— begin RECORDED INFORMATION —
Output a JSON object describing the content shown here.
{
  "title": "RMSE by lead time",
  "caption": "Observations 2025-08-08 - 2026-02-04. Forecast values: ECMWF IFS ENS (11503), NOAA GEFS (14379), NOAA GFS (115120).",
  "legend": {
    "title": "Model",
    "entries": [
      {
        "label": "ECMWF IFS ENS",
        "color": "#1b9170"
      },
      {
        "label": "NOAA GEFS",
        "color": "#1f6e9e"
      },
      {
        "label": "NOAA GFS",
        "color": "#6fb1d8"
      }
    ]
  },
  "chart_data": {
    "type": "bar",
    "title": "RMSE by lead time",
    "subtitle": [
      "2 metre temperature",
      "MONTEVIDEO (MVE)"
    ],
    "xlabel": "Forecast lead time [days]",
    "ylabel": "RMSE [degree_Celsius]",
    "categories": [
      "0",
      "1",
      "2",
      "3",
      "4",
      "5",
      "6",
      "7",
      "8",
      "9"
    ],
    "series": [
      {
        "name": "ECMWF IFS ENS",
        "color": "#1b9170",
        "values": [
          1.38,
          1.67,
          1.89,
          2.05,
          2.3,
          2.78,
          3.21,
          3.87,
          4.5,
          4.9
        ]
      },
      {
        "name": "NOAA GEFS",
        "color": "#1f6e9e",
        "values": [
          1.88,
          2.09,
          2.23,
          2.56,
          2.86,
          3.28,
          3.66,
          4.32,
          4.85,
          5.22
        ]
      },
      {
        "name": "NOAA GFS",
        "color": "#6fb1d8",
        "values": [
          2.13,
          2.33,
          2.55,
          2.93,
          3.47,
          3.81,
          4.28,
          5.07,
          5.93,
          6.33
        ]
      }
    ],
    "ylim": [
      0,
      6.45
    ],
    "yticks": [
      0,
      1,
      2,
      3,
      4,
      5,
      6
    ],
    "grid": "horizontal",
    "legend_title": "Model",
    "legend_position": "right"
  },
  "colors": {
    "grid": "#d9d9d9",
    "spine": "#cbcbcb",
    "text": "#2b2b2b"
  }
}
— end RECORDED INFORMATION —
Word for word, write out all of the data above.

Output a JSON object describing the content shown here.
{
  "title": "RMSE by lead time",
  "caption": "Observations 2025-08-08 - 2026-02-04. Forecast values: ECMWF IFS ENS (11503), NOAA GEFS (14379), NOAA GFS (115120).",
  "legend": {
    "title": "Model",
    "entries": [
      {
        "label": "ECMWF IFS ENS",
        "color": "#1b9170"
      },
      {
        "label": "NOAA GEFS",
        "color": "#1f6e9e"
      },
      {
        "label": "NOAA GFS",
        "color": "#6fb1d8"
      }
    ]
  },
  "chart_data": {
    "type": "bar",
    "title": "RMSE by lead time",
    "subtitle": [
      "2 metre temperature",
      "MONTEVIDEO (MVE)"
    ],
    "xlabel": "Forecast lead time [days]",
    "ylabel": "RMSE [degree_Celsius]",
    "categories": [
      "0",
      "1",
      "2",
      "3",
      "4",
      "5",
      "6",
      "7",
      "8",
      "9"
    ],
    "series": [
      {
        "name": "ECMWF IFS ENS",
        "color": "#1b9170",
        "values": [
          1.38,
          1.67,
          1.89,
          2.05,
          2.3,
          2.78,
          3.21,
          3.87,
          4.5,
          4.9
        ]
      },
      {
        "name": "NOAA GEFS",
        "color": "#1f6e9e",
        "values": [
          1.88,
          2.09,
          2.23,
          2.56,
          2.86,
          3.28,
          3.66,
          4.32,
          4.85,
          5.22
        ]
      },
      {
        "name": "NOAA GFS",
        "color": "#6fb1d8",
        "values": [
          2.13,
          2.33,
          2.55,
          2.93,
          3.47,
          3.81,
          4.28,
          5.07,
          5.93,
          6.33
        ]
      }
    ],
    "ylim": [
      0,
      6.45
    ],
    "yticks": [
      0,
      1,
      2,
      3,
      4,
      5,
      6
    ],
    "grid": "horizontal",
    "legend_title": "Model",
    "legend_position": "right"
  },
  "colors": {
    "grid": "#d9d9d9",
    "spine": "#cbcbcb",
    "text": "#2b2b2b"
  }
}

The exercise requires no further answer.